[START OF Records provided]

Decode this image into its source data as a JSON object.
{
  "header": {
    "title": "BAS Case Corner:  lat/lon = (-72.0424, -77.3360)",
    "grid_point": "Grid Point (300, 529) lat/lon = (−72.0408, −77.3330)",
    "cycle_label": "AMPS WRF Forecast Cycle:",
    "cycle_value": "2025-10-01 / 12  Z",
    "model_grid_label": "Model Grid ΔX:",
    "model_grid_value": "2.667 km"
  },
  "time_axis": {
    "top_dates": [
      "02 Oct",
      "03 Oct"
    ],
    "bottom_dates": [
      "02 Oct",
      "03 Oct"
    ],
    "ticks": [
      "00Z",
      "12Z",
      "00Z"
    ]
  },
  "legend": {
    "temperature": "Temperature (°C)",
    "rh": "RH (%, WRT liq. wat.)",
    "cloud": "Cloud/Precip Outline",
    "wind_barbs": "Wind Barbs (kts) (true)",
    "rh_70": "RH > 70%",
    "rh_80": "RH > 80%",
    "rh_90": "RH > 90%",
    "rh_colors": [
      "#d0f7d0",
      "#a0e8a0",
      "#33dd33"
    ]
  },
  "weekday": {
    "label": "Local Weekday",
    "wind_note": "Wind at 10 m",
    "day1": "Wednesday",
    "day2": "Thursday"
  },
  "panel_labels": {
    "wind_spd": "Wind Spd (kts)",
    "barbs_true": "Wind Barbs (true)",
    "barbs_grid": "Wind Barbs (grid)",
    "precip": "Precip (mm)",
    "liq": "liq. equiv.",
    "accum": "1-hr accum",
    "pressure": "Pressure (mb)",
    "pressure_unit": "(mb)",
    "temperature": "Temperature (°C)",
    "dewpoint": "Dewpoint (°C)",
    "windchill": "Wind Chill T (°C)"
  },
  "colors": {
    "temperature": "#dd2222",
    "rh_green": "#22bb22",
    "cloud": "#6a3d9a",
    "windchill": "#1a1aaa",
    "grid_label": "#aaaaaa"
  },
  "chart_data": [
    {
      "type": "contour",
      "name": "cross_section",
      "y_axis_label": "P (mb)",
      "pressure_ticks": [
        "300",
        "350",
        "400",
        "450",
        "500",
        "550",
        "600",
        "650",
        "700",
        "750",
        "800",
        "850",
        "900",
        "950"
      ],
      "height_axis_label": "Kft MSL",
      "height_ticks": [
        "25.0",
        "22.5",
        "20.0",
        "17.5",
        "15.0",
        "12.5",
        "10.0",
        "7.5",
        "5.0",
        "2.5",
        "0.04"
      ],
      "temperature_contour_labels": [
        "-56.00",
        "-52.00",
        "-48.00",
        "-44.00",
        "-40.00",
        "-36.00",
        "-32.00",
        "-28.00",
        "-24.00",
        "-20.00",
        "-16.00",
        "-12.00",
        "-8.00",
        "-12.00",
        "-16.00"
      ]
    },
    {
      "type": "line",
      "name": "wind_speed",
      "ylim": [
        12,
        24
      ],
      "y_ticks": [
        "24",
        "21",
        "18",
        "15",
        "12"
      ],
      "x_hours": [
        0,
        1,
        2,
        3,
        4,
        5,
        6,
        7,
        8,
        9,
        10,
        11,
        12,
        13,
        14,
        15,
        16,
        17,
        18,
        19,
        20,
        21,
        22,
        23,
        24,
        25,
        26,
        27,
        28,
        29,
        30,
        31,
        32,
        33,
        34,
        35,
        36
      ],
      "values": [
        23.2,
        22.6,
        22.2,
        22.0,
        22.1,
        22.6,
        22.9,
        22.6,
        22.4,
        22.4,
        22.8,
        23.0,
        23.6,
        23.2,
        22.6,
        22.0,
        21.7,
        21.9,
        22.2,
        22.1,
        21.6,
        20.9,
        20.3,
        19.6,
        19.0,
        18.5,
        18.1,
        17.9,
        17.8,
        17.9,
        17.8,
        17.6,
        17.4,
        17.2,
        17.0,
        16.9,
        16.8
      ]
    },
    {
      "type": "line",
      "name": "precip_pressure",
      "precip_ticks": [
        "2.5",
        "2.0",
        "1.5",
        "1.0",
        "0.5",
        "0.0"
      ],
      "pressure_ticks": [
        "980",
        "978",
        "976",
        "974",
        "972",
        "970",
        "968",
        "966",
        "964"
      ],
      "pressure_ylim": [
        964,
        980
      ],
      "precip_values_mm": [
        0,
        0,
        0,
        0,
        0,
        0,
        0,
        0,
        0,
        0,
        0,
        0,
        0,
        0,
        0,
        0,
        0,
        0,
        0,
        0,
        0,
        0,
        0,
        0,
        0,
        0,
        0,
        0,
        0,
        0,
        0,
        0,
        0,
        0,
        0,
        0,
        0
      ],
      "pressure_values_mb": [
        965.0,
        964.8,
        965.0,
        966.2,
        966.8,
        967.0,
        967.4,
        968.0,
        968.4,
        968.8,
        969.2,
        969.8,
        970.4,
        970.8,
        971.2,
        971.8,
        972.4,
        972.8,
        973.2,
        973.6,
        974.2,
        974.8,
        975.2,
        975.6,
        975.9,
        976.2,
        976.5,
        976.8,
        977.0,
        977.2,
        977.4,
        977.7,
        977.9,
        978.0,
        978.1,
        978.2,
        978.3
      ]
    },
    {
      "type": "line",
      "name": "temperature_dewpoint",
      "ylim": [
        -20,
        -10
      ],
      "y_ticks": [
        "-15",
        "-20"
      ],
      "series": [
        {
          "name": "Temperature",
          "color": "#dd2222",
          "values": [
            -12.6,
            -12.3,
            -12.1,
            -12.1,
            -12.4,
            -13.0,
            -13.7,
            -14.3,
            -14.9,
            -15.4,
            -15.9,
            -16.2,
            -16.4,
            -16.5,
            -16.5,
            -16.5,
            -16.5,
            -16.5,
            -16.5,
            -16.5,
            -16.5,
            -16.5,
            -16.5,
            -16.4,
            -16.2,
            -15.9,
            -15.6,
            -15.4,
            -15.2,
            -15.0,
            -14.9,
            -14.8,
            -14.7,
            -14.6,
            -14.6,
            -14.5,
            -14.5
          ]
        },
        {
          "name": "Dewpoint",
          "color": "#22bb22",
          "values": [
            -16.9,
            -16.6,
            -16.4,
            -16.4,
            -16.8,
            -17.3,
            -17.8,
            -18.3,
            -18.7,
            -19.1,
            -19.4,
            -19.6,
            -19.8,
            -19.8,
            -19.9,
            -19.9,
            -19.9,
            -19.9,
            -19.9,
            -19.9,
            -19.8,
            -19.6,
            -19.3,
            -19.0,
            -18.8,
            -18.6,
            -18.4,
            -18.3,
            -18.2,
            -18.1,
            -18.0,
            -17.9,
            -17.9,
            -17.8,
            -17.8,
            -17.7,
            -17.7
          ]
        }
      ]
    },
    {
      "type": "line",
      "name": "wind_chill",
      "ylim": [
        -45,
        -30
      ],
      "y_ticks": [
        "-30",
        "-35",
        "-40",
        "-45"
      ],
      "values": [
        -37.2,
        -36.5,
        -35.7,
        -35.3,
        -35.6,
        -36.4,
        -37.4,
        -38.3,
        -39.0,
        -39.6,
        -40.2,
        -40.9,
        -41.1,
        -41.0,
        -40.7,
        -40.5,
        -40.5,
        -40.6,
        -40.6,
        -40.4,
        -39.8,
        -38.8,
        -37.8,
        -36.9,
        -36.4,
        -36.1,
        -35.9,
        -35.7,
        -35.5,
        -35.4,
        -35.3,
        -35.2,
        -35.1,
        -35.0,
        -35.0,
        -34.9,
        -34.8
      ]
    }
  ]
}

[END OF Records provided]

_Aim:_
Reproduce all data above, unchanged.

_Written response:_
Decode this image into its source data as a JSON object.
{
  "header": {
    "title": "BAS Case Corner:  lat/lon = (-72.0424, -77.3360)",
    "grid_point": "Grid Point (300, 529) lat/lon = (−72.0408, −77.3330)",
    "cycle_label": "AMPS WRF Forecast Cycle:",
    "cycle_value": "2025-10-01 / 12  Z",
    "model_grid_label": "Model Grid ΔX:",
    "model_grid_value": "2.667 km"
  },
  "time_axis": {
    "top_dates": [
      "02 Oct",
      "03 Oct"
    ],
    "bottom_dates": [
      "02 Oct",
      "03 Oct"
    ],
    "ticks": [
      "00Z",
      "12Z",
      "00Z"
    ]
  },
  "legend": {
    "temperature": "Temperature (°C)",
    "rh": "RH (%, WRT liq. wat.)",
    "cloud": "Cloud/Precip Outline",
    "wind_barbs": "Wind Barbs (kts) (true)",
    "rh_70": "RH > 70%",
    "rh_80": "RH > 80%",
    "rh_90": "RH > 90%",
    "rh_colors": [
      "#d0f7d0",
      "#a0e8a0",
      "#33dd33"
    ]
  },
  "weekday": {
    "label": "Local Weekday",
    "wind_note": "Wind at 10 m",
    "day1": "Wednesday",
    "day2": "Thursday"
  },
  "panel_labels": {
    "wind_spd": "Wind Spd (kts)",
    "barbs_true": "Wind Barbs (true)",
    "barbs_grid": "Wind Barbs (grid)",
    "precip": "Precip (mm)",
    "liq": "liq. equiv.",
    "accum": "1-hr accum",
    "pressure": "Pressure (mb)",
    "pressure_unit": "(mb)",
    "temperature": "Temperature (°C)",
    "dewpoint": "Dewpoint (°C)",
    "windchill": "Wind Chill T (°C)"
  },
  "colors": {
    "temperature": "#dd2222",
    "rh_green": "#22bb22",
    "cloud": "#6a3d9a",
    "windchill": "#1a1aaa",
    "grid_label": "#aaaaaa"
  },
  "chart_data": [
    {
      "type": "contour",
      "name": "cross_section",
      "y_axis_label": "P (mb)",
      "pressure_ticks": [
        "300",
        "350",
        "400",
        "450",
        "500",
        "550",
        "600",
        "650",
        "700",
        "750",
        "800",
        "850",
        "900",
        "950"
      ],
      "height_axis_label": "Kft MSL",
      "height_ticks": [
        "25.0",
        "22.5",
        "20.0",
        "17.5",
        "15.0",
        "12.5",
        "10.0",
        "7.5",
        "5.0",
        "2.5",
        "0.04"
      ],
      "temperature_contour_labels": [
        "-56.00",
        "-52.00",
        "-48.00",
        "-44.00",
        "-40.00",
        "-36.00",
        "-32.00",
        "-28.00",
        "-24.00",
        "-20.00",
        "-16.00",
        "-12.00",
        "-8.00",
        "-12.00",
        "-16.00"
      ]
    },
    {
      "type": "line",
      "name": "wind_speed",
      "ylim": [
        12,
        24
      ],
      "y_ticks": [
        "24",
        "21",
        "18",
        "15",
        "12"
      ],
      "x_hours": [
        0,
        1,
        2,
        3,
        4,
        5,
        6,
        7,
        8,
        9,
        10,
        11,
        12,
        13,
        14,
        15,
        16,
        17,
        18,
        19,
        20,
        21,
        22,
        23,
        24,
        25,
        26,
        27,
        28,
        29,
        30,
        31,
        32,
        33,
        34,
        35,
        36
      ],
      "values": [
        23.2,
        22.6,
        22.2,
        22.0,
        22.1,
        22.6,
        22.9,
        22.6,
        22.4,
        22.4,
        22.8,
        23.0,
        23.6,
        23.2,
        22.6,
        22.0,
        21.7,
        21.9,
        22.2,
        22.1,
        21.6,
        20.9,
        20.3,
        19.6,
        19.0,
        18.5,
        18.1,
        17.9,
        17.8,
        17.9,
        17.8,
        17.6,
        17.4,
        17.2,
        17.0,
        16.9,
        16.8
      ]
    },
    {
      "type": "line",
      "name": "precip_pressure",
      "precip_ticks": [
        "2.5",
        "2.0",
        "1.5",
        "1.0",
        "0.5",
        "0.0"
      ],
      "pressure_ticks": [
        "980",
        "978",
        "976",
        "974",
        "972",
        "970",
        "968",
        "966",
        "964"
      ],
      "pressure_ylim": [
        964,
        980
      ],
      "precip_values_mm": [
        0,
        0,
        0,
        0,
        0,
        0,
        0,
        0,
        0,
        0,
        0,
        0,
        0,
        0,
        0,
        0,
        0,
        0,
        0,
        0,
        0,
        0,
        0,
        0,
        0,
        0,
        0,
        0,
        0,
        0,
        0,
        0,
        0,
        0,
        0,
        0,
        0
      ],
      "pressure_values_mb": [
        965.0,
        964.8,
        965.0,
        966.2,
        966.8,
        967.0,
        967.4,
        968.0,
        968.4,
        968.8,
        969.2,
        969.8,
        970.4,
        970.8,
        971.2,
        971.8,
        972.4,
        972.8,
        973.2,
        973.6,
        974.2,
        974.8,
        975.2,
        975.6,
        975.9,
        976.2,
        976.5,
        976.8,
        977.0,
        977.2,
        977.4,
        977.7,
        977.9,
        978.0,
        978.1,
        978.2,
        978.3
      ]
    },
    {
      "type": "line",
      "name": "temperature_dewpoint",
      "ylim": [
        -20,
        -10
      ],
      "y_ticks": [
        "-15",
        "-20"
      ],
      "series": [
        {
          "name": "Temperature",
          "color": "#dd2222",
          "values": [
            -12.6,
            -12.3,
            -12.1,
            -12.1,
            -12.4,
            -13.0,
            -13.7,
            -14.3,
            -14.9,
            -15.4,
            -15.9,
            -16.2,
            -16.4,
            -16.5,
            -16.5,
            -16.5,
            -16.5,
            -16.5,
            -16.5,
            -16.5,
            -16.5,
            -16.5,
            -16.5,
            -16.4,
            -16.2,
            -15.9,
            -15.6,
            -15.4,
            -15.2,
            -15.0,
            -14.9,
            -14.8,
            -14.7,
            -14.6,
            -14.6,
            -14.5,
            -14.5
          ]
        },
        {
          "name": "Dewpoint",
          "color": "#22bb22",
          "values": [
            -16.9,
            -16.6,
            -16.4,
            -16.4,
            -16.8,
            -17.3,
            -17.8,
            -18.3,
            -18.7,
            -19.1,
            -19.4,
            -19.6,
            -19.8,
            -19.8,
            -19.9,
            -19.9,
            -19.9,
            -19.9,
            -19.9,
            -19.9,
            -19.8,
            -19.6,
            -19.3,
            -19.0,
            -18.8,
            -18.6,
            -18.4,
            -18.3,
            -18.2,
            -18.1,
            -18.0,
            -17.9,
            -17.9,
            -17.8,
            -17.8,
            -17.7,
            -17.7
          ]
        }
      ]
    },
    {
      "type": "line",
      "name": "wind_chill",
      "ylim": [
        -45,
        -30
      ],
      "y_ticks": [
        "-30",
        "-35",
        "-40",
        "-45"
      ],
      "values": [
        -37.2,
        -36.5,
        -35.7,
        -35.3,
        -35.6,
        -36.4,
        -37.4,
        -38.3,
        -39.0,
        -39.6,
        -40.2,
        -40.9,
        -41.1,
        -41.0,
        -40.7,
        -40.5,
        -40.5,
        -40.6,
        -40.6,
        -40.4,
        -39.8,
        -38.8,
        -37.8,
        -36.9,
        -36.4,
        -36.1,
        -35.9,
        -35.7,
        -35.5,
        -35.4,
        -35.3,
        -35.2,
        -35.1,
        -35.0,
        -35.0,
        -34.9,
        -34.8
      ]
    }
  ]
}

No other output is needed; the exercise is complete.